──────── Provided information ────────
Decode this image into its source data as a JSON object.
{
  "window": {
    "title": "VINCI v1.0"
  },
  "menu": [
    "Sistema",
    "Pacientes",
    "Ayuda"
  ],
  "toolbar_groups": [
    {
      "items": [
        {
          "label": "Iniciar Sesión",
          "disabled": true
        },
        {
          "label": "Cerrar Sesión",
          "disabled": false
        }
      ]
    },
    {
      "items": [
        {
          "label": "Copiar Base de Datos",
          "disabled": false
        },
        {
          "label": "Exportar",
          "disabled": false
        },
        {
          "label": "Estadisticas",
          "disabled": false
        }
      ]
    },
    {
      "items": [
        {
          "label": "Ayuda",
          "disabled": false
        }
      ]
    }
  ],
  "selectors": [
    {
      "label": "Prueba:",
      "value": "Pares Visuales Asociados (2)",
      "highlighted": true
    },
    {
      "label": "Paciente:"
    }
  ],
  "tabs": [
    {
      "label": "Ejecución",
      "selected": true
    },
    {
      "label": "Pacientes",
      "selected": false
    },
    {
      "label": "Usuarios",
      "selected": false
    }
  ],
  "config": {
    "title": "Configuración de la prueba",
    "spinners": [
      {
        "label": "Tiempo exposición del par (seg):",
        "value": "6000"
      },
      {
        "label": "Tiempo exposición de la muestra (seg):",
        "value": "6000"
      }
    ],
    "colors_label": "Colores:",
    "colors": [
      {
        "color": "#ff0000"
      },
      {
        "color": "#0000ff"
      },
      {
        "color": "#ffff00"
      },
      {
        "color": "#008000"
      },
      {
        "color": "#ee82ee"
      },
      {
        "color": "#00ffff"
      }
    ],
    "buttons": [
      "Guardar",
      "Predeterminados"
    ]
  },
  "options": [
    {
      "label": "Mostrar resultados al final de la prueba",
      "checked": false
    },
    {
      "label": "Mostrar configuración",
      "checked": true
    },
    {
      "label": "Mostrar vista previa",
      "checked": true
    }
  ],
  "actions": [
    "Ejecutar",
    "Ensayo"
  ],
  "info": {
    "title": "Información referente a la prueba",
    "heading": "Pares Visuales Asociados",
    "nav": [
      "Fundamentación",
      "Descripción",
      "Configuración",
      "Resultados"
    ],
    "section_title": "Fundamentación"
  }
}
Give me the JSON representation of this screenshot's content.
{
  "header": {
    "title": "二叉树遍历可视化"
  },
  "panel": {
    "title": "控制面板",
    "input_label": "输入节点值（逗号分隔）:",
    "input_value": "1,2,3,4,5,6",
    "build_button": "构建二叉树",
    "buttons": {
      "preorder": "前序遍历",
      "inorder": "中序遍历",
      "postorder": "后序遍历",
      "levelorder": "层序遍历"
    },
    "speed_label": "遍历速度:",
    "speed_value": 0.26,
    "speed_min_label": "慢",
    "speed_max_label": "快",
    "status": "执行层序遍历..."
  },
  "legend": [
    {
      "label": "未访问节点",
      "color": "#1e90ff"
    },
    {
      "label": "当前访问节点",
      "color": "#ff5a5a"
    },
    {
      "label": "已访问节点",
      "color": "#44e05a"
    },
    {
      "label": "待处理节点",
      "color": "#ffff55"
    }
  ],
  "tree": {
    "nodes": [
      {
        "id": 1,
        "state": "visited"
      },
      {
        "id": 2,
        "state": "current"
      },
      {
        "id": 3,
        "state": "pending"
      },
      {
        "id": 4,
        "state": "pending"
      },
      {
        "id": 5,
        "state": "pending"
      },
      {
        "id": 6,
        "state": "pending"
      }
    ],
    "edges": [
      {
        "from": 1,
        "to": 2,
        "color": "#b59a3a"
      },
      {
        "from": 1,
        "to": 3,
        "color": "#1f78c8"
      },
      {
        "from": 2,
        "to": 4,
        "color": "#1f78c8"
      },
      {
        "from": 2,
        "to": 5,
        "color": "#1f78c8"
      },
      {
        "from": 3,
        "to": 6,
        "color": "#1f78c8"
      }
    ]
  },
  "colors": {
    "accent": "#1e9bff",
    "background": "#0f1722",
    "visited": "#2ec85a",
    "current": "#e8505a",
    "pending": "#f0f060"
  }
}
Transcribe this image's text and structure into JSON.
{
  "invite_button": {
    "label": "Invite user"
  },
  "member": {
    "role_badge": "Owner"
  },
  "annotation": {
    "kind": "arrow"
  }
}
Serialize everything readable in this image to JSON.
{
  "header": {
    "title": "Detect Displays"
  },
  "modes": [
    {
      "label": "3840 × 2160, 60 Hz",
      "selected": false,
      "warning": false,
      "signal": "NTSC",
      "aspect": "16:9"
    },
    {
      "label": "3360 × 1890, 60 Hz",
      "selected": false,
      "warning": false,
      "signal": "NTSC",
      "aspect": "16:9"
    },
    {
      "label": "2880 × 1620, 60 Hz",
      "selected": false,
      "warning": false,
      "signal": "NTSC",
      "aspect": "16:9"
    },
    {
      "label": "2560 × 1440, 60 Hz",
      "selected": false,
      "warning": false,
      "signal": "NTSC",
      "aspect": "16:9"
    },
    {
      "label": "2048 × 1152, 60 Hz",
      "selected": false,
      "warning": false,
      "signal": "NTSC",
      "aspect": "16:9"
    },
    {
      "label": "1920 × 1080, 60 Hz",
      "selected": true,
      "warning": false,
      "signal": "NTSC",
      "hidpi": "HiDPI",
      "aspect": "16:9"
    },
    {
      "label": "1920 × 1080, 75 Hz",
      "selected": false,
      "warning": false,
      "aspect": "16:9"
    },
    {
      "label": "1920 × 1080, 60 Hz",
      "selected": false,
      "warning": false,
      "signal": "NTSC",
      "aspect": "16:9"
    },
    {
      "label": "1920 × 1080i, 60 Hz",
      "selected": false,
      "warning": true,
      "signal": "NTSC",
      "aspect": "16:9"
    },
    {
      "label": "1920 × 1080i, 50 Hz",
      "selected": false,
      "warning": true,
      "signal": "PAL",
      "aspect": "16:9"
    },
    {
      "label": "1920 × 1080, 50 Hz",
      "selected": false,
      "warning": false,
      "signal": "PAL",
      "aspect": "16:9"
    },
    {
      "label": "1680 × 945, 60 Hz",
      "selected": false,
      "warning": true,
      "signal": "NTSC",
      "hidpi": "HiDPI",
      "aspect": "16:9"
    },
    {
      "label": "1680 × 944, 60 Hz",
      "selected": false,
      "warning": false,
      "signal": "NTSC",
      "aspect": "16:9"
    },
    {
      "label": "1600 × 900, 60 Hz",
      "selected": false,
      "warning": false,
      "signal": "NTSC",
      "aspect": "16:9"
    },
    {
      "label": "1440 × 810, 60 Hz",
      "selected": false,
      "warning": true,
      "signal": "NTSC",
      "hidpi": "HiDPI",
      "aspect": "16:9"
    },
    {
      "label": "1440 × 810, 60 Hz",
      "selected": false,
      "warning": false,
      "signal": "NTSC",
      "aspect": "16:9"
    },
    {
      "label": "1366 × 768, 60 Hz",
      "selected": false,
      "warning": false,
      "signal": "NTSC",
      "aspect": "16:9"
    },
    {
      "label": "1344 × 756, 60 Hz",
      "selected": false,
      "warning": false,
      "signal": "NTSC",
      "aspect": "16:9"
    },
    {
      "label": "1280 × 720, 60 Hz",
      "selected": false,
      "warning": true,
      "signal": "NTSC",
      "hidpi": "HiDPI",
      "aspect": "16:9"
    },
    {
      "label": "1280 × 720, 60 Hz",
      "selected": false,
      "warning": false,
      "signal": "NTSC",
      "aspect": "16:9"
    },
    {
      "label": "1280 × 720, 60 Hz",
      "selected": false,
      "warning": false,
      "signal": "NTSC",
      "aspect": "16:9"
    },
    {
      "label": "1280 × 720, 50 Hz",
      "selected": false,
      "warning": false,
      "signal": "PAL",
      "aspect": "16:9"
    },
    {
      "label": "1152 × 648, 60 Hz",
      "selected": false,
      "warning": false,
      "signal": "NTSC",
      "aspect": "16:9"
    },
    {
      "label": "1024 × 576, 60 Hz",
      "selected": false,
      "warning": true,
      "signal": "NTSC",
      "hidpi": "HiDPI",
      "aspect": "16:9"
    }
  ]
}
────────
__Task description__:
Copy out every line of the data that includes the word "image".

__Task result__:
Decode this image into its source data as a JSON object.
Transcribe this image's text and structure into JSON.
Serialize everything readable in this image to JSON.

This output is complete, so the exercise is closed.